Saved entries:
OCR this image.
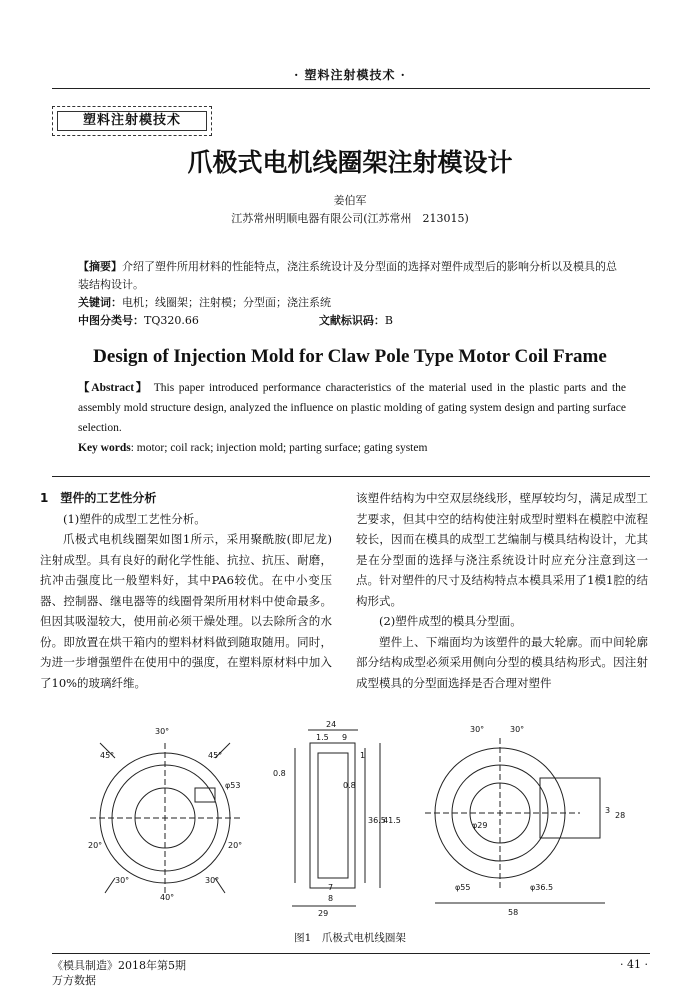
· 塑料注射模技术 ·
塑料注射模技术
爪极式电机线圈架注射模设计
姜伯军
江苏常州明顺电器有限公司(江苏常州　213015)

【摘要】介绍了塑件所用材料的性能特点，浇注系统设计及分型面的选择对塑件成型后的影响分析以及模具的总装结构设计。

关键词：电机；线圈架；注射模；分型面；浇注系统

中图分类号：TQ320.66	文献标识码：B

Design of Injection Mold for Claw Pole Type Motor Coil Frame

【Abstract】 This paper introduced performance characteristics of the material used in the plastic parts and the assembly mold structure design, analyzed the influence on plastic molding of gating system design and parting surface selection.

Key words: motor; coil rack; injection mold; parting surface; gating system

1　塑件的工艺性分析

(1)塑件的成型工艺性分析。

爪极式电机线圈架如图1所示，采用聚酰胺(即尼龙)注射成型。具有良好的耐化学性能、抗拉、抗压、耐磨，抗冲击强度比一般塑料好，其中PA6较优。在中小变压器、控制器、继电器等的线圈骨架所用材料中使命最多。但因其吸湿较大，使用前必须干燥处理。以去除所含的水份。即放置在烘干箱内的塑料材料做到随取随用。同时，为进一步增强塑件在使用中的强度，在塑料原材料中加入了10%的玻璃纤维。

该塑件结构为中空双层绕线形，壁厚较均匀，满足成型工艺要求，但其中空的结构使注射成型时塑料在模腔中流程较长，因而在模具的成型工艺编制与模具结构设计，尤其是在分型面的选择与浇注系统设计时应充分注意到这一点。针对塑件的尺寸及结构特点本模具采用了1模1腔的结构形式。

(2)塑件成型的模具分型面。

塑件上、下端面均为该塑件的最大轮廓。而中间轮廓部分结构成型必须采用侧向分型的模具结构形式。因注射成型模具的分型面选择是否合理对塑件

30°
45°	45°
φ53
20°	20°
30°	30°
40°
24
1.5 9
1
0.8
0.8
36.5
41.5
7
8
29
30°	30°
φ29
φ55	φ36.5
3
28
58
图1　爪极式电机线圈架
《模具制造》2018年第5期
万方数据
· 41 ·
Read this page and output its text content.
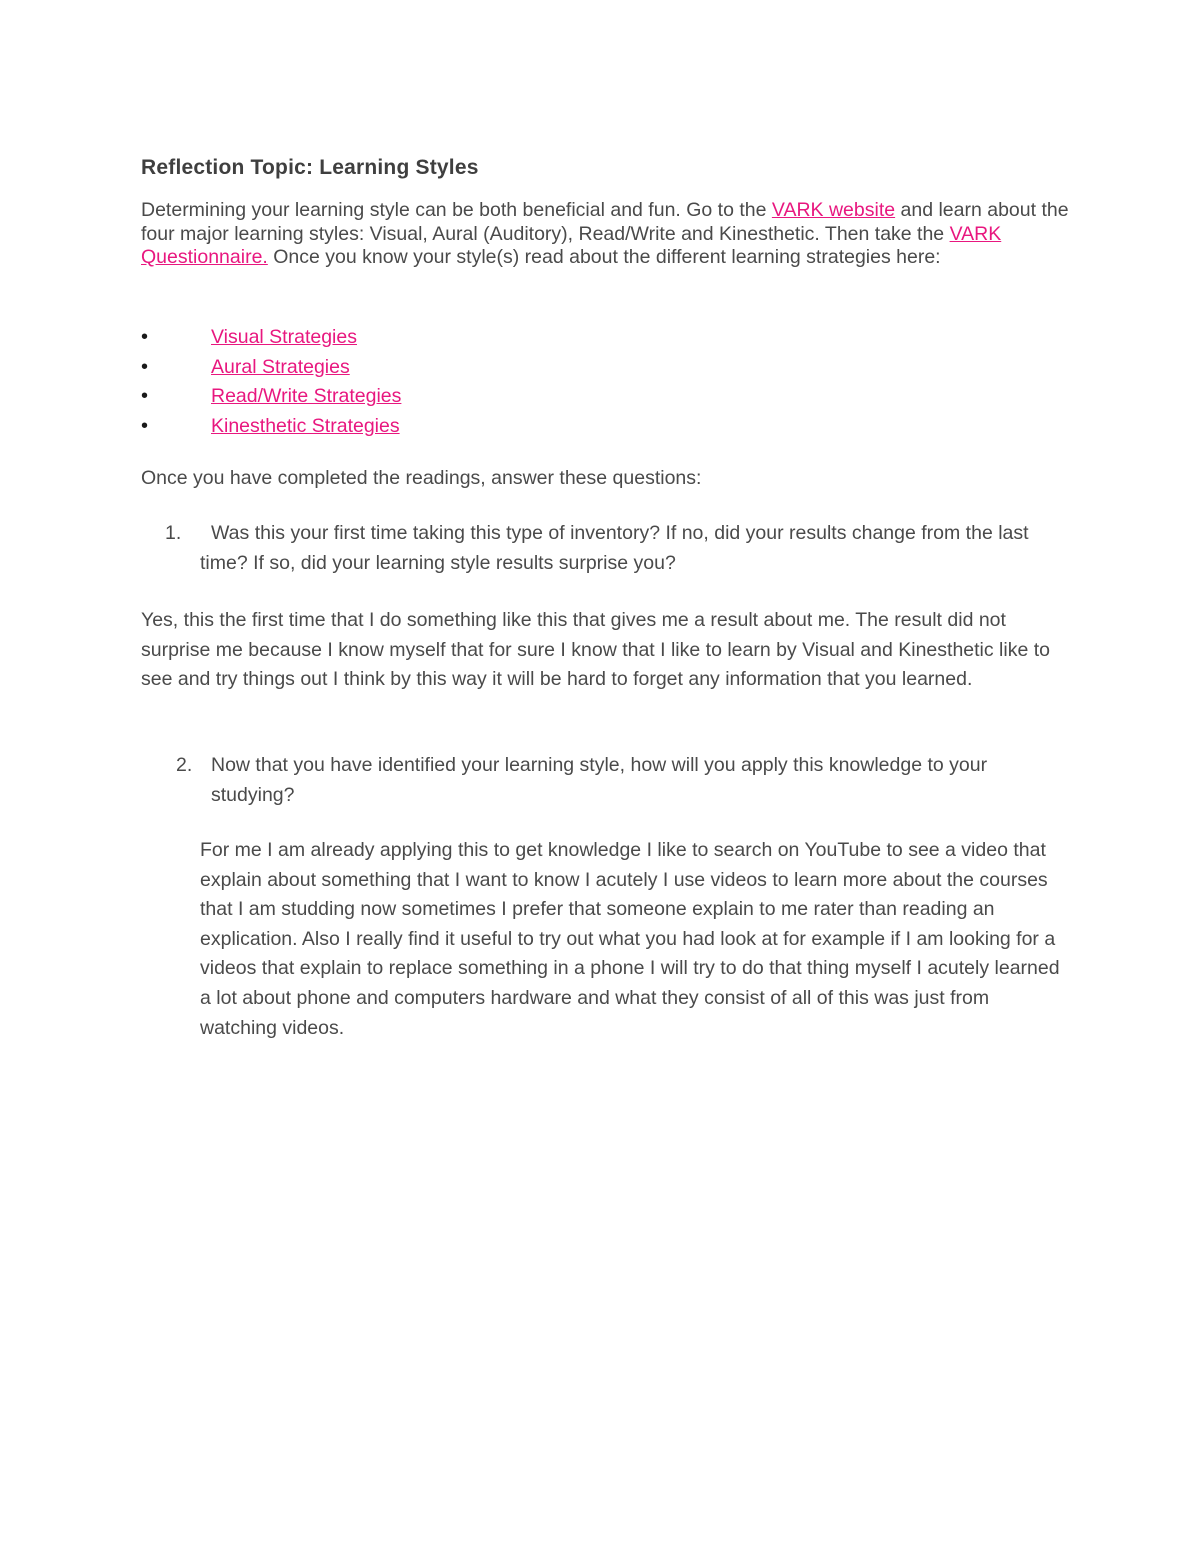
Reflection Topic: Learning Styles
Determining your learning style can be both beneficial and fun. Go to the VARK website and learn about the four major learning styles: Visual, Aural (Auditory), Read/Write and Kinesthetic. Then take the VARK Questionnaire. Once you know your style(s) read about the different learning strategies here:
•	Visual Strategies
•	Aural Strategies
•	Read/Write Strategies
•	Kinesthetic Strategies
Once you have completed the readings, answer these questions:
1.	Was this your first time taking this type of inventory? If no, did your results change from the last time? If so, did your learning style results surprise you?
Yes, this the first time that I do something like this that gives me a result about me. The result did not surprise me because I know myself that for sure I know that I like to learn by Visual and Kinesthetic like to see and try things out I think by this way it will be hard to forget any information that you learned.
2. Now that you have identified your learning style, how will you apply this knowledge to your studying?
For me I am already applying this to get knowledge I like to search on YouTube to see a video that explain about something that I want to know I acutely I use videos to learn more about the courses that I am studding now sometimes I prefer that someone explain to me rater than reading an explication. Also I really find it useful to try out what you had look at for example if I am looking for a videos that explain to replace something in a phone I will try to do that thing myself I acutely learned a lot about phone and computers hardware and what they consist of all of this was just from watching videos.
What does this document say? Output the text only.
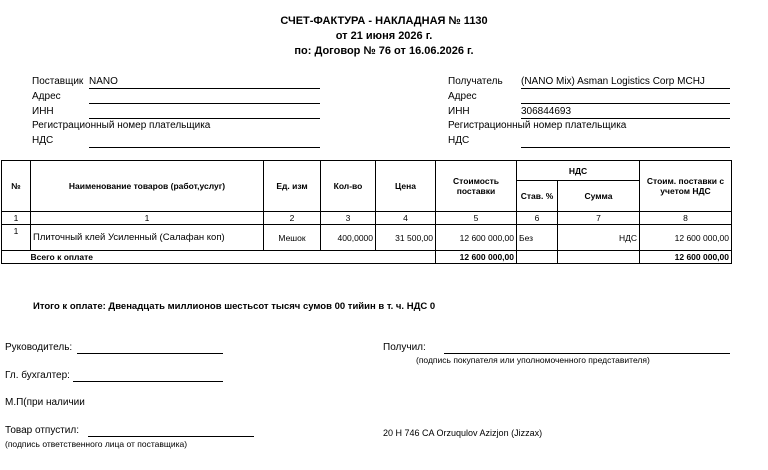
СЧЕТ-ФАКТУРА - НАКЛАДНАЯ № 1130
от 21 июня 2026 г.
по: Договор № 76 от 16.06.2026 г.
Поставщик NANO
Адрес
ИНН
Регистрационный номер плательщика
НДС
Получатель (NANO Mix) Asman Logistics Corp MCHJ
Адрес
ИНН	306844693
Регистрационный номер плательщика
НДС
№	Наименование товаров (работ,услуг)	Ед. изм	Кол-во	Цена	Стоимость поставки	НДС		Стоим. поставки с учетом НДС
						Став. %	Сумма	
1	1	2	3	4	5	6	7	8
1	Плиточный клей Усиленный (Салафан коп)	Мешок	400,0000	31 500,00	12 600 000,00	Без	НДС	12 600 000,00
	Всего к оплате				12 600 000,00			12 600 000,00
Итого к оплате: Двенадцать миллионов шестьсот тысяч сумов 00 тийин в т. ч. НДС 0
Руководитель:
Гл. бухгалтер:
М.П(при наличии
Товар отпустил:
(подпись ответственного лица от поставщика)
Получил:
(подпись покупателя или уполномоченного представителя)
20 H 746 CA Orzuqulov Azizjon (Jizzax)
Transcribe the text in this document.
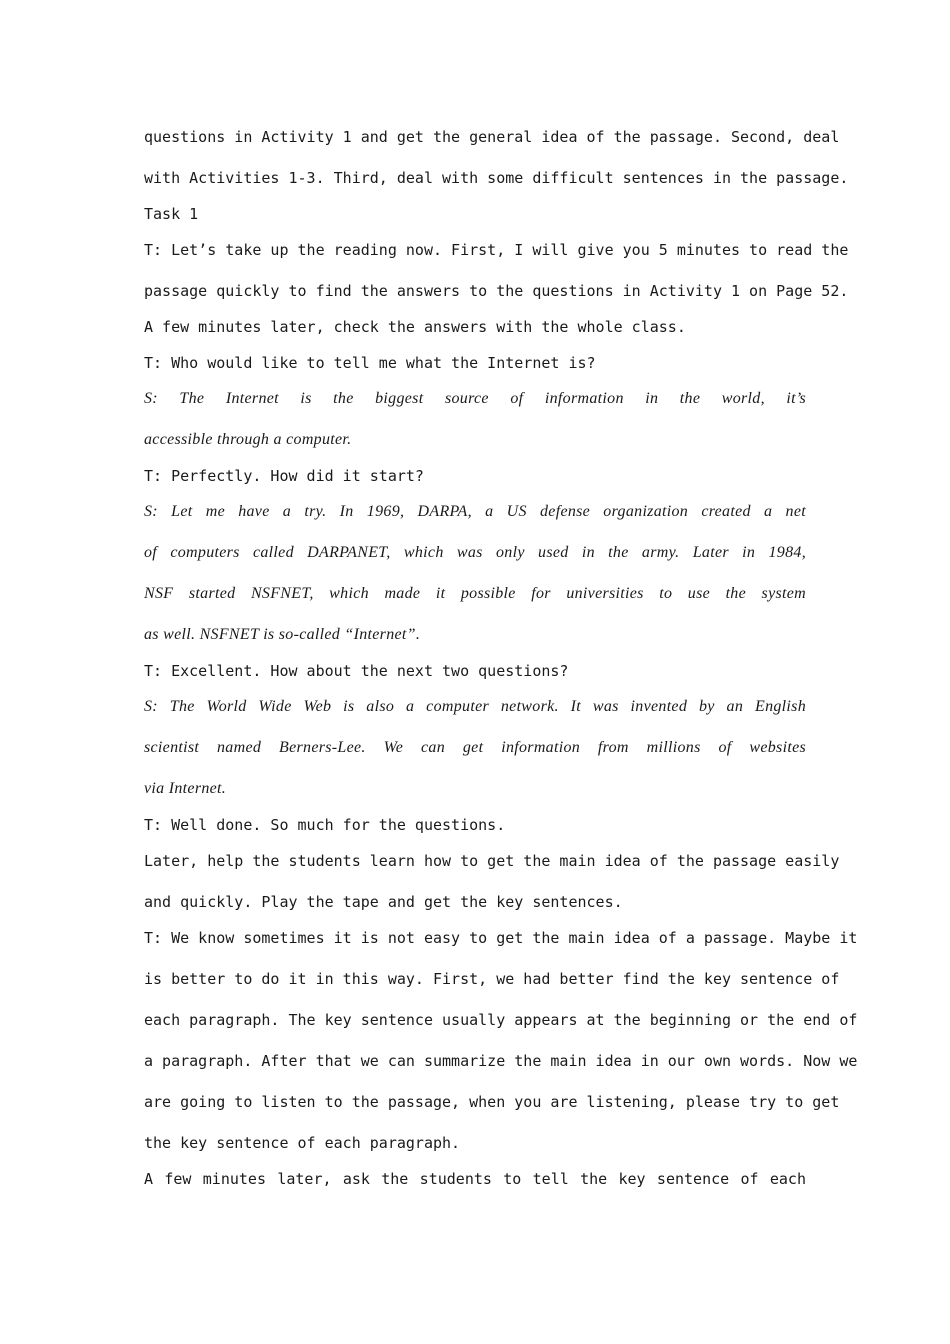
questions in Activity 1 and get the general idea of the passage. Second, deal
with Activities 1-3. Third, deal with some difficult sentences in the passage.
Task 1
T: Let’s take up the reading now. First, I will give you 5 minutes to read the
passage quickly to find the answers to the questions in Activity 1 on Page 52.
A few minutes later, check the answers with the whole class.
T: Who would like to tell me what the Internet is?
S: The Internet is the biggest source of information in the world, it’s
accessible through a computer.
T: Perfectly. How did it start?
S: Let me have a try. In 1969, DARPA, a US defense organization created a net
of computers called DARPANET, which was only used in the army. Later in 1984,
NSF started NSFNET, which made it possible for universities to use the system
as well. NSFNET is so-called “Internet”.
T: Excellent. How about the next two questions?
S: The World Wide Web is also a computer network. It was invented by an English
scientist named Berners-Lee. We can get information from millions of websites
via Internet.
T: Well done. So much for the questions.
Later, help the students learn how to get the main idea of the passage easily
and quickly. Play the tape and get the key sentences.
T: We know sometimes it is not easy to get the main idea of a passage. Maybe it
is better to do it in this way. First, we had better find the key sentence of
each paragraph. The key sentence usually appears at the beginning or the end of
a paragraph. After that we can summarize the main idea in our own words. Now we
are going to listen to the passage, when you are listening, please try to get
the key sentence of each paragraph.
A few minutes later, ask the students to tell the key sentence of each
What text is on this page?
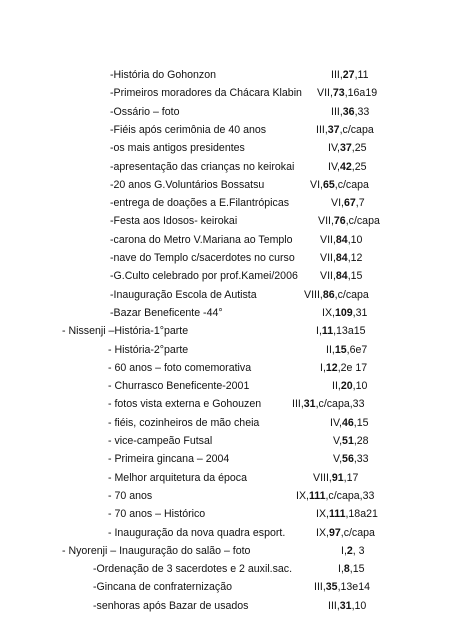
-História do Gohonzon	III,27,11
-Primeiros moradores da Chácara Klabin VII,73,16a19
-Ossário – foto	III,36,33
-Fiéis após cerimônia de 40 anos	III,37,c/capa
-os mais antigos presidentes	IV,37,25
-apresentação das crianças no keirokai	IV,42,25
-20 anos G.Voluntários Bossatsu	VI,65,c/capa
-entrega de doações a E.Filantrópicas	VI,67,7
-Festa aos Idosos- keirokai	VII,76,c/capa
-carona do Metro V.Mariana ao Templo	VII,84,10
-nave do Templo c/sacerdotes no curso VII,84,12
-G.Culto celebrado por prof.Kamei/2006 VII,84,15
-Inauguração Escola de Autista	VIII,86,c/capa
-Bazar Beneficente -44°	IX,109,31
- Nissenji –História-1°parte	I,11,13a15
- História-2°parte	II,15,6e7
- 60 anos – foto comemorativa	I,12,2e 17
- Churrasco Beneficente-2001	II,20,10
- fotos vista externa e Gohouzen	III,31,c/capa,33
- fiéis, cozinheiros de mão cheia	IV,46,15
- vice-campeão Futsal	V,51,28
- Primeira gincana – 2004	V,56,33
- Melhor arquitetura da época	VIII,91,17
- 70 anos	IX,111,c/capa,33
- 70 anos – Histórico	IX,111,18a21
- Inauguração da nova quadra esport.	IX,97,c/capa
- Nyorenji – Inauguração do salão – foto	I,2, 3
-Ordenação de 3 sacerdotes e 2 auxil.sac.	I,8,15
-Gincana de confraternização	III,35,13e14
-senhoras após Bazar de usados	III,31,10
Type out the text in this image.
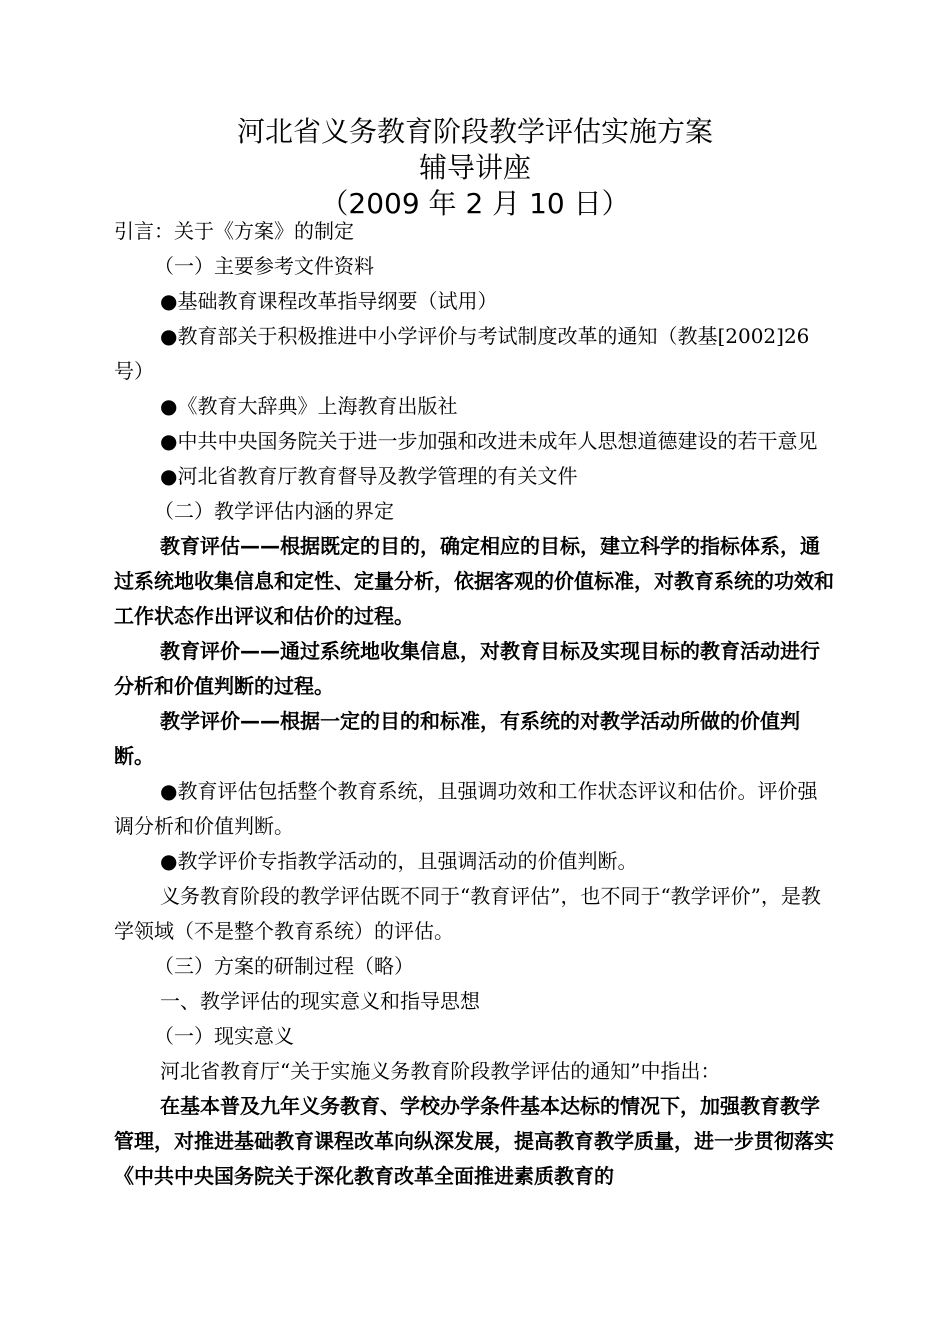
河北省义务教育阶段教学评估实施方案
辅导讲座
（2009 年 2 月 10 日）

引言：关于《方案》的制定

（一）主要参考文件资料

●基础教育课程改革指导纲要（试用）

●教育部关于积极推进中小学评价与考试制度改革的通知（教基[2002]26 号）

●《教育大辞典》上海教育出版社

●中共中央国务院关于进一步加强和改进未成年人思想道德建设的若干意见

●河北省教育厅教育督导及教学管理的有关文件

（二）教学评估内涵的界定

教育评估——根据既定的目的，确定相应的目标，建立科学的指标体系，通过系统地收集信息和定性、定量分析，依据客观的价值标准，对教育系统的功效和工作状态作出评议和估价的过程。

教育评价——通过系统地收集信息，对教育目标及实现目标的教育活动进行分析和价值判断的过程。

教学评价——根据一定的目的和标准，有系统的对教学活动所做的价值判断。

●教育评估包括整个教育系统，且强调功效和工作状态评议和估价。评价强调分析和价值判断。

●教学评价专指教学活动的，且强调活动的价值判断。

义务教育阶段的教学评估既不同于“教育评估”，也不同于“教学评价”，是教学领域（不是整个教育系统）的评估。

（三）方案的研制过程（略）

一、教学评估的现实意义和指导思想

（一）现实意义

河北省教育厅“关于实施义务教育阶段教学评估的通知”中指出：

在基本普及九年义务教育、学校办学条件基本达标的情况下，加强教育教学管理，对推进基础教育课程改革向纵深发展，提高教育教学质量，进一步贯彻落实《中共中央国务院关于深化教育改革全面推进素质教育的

Directive: From the records above, copy every line that holds the word "used".

Answer in full:
【Abstract】 This paper introduced performance characteristics of the material used in the plastic parts and the assembly mold structure design, analyzed the influence on plastic molding of gating system design and parting surface selection.
of computers called DARPANET, which was only used in the army. Later in 1984,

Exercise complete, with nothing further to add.